*Job*: Go through the data below and gather each line containing "sublabel".

*Input material*:
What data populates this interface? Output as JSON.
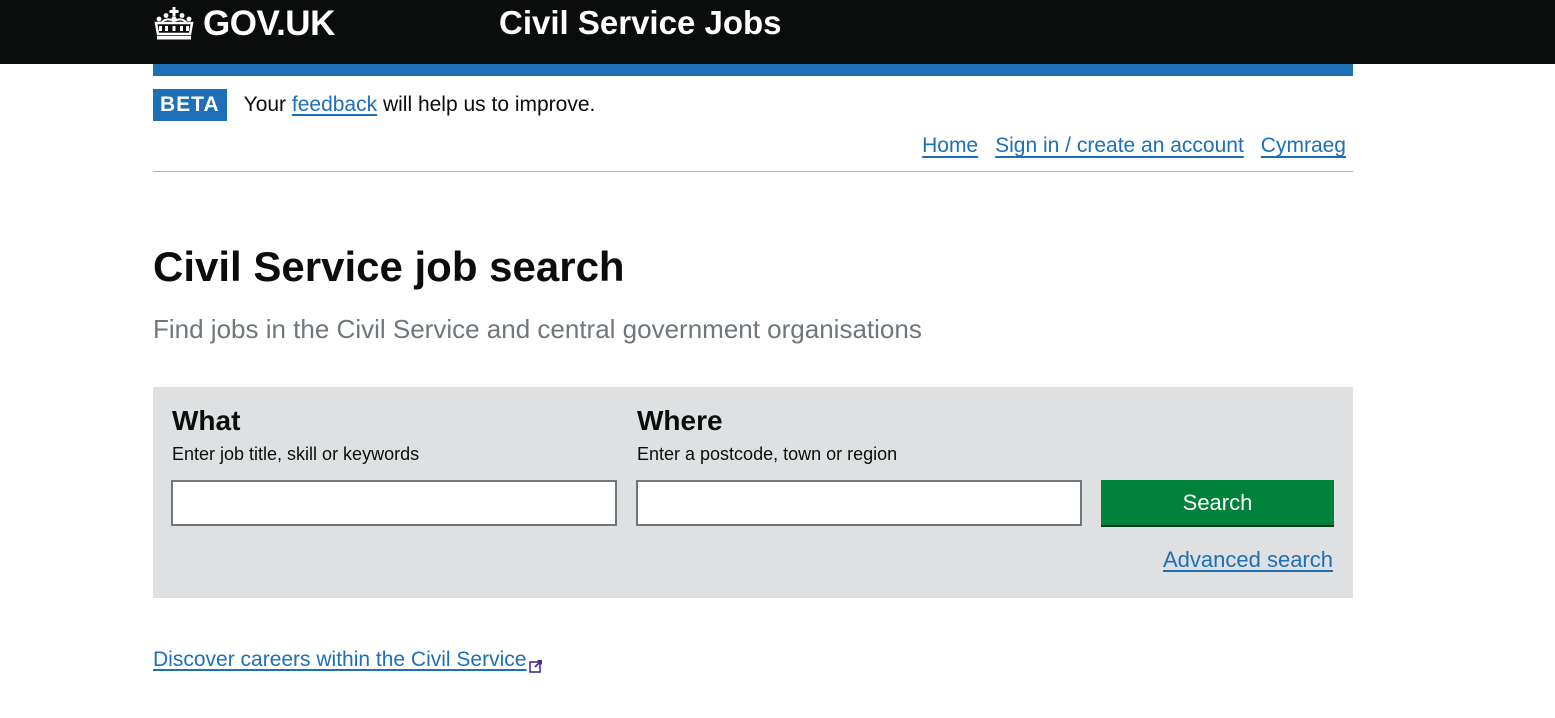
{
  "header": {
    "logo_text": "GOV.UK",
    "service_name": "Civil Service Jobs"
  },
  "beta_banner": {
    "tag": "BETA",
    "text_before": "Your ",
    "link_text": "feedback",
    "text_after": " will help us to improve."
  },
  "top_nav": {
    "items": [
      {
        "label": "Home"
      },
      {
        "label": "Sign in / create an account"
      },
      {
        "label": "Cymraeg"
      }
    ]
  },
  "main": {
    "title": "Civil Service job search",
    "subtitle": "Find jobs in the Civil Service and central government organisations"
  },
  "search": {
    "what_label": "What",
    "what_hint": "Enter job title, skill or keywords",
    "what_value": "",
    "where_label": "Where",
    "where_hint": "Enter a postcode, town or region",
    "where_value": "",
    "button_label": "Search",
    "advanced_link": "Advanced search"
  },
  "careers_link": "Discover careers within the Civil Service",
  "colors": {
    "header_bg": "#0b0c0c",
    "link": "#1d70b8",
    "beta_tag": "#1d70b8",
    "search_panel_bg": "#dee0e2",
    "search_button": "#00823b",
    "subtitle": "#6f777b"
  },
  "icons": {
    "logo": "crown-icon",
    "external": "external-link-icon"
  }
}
---
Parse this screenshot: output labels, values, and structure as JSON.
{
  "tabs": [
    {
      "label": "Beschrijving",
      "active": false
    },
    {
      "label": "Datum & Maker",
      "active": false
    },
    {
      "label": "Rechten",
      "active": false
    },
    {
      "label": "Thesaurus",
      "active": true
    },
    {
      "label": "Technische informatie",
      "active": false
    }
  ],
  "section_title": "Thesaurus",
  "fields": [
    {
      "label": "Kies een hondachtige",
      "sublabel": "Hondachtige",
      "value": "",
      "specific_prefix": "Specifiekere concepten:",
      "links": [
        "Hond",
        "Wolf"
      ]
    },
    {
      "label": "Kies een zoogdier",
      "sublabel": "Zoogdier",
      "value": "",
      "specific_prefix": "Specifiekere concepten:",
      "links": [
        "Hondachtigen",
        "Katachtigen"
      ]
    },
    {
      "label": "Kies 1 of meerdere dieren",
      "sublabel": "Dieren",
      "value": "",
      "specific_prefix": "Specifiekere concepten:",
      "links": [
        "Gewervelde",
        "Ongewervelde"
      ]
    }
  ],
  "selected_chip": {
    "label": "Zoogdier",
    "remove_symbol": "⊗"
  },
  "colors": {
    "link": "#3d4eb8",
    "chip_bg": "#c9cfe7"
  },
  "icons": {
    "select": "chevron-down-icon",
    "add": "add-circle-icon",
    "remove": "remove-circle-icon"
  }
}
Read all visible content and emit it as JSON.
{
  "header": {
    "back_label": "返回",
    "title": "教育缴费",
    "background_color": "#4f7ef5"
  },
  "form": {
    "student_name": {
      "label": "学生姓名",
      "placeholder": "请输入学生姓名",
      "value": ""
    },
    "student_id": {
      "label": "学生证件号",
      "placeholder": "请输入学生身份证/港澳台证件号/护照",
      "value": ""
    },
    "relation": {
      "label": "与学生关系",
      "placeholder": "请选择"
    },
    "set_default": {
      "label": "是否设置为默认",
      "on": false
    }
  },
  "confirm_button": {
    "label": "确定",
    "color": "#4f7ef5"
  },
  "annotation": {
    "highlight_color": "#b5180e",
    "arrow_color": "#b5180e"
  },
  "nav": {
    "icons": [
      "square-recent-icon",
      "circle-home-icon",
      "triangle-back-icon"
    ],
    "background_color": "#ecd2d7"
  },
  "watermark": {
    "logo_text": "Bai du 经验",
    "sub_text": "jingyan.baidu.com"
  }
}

*The result*:
      "sublabel": "Hondachtige",
      "sublabel": "Zoogdier",
      "sublabel": "Dieren",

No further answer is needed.